** start DATA EXCERPTS **

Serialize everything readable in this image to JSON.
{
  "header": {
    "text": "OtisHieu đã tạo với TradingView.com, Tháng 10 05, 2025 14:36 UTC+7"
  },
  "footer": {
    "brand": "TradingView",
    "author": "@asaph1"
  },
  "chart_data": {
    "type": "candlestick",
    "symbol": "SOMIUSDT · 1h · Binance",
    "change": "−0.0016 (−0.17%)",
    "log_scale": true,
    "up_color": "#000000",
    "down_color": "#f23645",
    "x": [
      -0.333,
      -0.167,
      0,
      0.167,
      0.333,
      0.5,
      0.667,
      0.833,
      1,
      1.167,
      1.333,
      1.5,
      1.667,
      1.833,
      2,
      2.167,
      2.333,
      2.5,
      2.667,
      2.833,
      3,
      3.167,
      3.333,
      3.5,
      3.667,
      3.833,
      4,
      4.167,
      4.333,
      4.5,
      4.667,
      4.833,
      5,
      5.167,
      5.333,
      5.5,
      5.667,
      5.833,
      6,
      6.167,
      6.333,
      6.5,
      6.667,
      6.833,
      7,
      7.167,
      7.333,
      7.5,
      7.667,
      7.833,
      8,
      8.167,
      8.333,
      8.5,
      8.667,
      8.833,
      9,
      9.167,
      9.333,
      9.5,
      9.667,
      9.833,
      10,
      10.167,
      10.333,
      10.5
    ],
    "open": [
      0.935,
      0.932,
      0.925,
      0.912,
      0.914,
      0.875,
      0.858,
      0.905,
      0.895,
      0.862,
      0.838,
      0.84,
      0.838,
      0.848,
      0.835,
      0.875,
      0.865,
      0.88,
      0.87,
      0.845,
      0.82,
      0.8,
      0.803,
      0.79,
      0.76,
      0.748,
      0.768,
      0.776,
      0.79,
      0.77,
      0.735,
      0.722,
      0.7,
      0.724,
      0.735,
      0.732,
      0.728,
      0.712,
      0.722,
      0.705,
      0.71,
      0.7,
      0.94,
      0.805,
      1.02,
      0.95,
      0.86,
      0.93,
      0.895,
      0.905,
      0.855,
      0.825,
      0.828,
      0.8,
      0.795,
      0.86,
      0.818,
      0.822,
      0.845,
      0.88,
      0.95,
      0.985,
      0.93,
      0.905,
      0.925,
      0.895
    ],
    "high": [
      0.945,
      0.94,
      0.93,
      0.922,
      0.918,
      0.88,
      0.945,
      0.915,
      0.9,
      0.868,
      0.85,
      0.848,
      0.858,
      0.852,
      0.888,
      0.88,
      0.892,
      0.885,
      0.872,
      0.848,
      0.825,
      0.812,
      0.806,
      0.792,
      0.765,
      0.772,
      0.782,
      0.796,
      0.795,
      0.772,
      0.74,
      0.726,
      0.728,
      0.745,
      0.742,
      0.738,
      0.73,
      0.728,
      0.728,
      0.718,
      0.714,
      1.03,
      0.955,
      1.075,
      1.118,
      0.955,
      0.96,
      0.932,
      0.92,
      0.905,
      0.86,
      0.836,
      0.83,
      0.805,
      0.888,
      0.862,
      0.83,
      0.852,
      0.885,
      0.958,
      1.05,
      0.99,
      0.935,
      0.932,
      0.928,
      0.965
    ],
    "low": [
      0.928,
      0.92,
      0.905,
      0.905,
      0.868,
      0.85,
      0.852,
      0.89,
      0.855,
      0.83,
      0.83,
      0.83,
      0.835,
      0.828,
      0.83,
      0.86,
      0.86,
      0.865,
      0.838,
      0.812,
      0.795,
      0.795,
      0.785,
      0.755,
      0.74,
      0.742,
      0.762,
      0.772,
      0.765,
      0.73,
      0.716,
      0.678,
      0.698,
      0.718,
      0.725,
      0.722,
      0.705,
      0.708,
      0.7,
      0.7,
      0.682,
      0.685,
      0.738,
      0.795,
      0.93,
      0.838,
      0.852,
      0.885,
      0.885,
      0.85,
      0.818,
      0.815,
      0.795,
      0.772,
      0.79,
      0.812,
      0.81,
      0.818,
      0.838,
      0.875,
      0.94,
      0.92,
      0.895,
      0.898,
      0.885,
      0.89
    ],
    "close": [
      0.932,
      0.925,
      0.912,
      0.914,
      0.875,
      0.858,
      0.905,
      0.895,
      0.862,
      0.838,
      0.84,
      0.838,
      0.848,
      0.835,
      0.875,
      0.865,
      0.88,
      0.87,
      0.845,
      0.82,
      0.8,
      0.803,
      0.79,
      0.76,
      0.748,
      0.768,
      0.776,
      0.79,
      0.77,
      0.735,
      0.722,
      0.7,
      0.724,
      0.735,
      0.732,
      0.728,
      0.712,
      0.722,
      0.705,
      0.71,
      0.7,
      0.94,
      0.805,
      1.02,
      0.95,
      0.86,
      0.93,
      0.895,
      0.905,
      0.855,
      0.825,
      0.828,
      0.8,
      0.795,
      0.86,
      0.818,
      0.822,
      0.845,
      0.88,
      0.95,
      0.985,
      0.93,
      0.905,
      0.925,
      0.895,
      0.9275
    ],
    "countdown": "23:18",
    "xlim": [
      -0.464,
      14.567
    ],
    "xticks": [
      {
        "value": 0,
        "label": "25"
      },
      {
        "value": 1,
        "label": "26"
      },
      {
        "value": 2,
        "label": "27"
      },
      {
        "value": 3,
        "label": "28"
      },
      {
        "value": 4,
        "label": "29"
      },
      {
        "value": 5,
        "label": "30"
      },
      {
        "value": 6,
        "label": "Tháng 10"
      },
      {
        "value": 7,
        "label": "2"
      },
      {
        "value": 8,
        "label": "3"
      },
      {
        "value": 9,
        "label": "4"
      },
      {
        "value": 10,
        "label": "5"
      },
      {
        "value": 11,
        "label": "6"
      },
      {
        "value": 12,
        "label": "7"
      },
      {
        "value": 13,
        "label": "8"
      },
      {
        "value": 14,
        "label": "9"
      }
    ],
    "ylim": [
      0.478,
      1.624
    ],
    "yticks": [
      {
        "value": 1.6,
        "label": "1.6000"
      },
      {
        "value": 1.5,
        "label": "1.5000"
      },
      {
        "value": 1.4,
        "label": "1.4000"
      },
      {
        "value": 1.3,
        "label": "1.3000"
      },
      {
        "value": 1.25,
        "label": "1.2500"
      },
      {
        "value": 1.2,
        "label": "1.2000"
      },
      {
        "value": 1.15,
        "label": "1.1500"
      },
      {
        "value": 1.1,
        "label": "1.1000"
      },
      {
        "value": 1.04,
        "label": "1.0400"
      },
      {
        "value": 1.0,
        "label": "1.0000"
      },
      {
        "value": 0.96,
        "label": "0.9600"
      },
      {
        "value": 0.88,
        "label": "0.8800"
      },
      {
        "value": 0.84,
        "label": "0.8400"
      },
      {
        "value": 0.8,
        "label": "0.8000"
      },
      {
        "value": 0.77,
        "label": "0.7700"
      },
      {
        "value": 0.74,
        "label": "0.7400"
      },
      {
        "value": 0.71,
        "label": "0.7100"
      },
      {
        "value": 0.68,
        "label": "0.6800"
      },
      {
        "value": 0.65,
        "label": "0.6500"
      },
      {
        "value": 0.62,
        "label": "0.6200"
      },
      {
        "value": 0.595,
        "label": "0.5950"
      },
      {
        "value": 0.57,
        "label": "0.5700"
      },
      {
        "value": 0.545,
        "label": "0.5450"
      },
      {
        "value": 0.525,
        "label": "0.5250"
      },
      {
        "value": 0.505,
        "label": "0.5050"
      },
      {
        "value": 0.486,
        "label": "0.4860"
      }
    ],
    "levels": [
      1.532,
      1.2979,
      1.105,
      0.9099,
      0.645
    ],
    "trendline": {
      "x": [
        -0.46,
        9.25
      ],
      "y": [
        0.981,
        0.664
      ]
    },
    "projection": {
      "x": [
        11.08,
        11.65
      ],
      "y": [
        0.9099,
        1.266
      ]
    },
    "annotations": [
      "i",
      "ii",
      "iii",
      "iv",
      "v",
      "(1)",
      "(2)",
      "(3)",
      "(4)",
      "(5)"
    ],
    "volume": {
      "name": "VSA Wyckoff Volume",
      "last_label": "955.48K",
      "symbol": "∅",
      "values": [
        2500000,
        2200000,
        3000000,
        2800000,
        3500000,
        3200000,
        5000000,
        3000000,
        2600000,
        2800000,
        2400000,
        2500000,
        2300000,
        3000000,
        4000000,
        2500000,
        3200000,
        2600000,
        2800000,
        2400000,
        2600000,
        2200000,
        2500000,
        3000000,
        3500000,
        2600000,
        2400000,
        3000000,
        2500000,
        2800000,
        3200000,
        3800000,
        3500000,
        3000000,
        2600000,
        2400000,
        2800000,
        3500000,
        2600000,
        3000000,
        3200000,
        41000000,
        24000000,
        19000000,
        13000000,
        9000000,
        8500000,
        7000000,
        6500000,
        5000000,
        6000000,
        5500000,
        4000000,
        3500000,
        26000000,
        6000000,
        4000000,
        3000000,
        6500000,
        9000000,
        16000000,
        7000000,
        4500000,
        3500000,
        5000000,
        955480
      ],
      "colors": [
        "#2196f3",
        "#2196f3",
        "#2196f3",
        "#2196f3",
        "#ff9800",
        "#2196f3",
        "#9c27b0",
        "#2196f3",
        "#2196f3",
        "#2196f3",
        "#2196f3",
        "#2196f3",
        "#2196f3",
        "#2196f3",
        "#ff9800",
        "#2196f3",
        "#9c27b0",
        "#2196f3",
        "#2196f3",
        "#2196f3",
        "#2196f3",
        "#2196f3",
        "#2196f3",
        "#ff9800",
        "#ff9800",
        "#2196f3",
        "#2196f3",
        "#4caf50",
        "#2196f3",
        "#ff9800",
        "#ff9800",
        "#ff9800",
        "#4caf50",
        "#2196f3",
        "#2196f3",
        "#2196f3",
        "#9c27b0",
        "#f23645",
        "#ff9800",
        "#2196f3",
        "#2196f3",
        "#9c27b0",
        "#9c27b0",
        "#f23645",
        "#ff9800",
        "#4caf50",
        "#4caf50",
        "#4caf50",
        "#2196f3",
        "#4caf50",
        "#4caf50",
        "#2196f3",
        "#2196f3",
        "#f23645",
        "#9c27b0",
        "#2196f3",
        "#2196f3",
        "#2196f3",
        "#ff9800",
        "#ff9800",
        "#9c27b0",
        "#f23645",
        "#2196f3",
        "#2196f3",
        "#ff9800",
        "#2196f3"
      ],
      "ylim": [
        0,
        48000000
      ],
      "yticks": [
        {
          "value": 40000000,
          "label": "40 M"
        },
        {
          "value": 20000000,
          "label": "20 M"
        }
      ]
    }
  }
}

** end DATA EXCERPTS **

- **WRITTEN INSTRUCTION**
Give only the number of lines in the entries that contain "TradingView".

- **EXPECTED OUTPUT**
2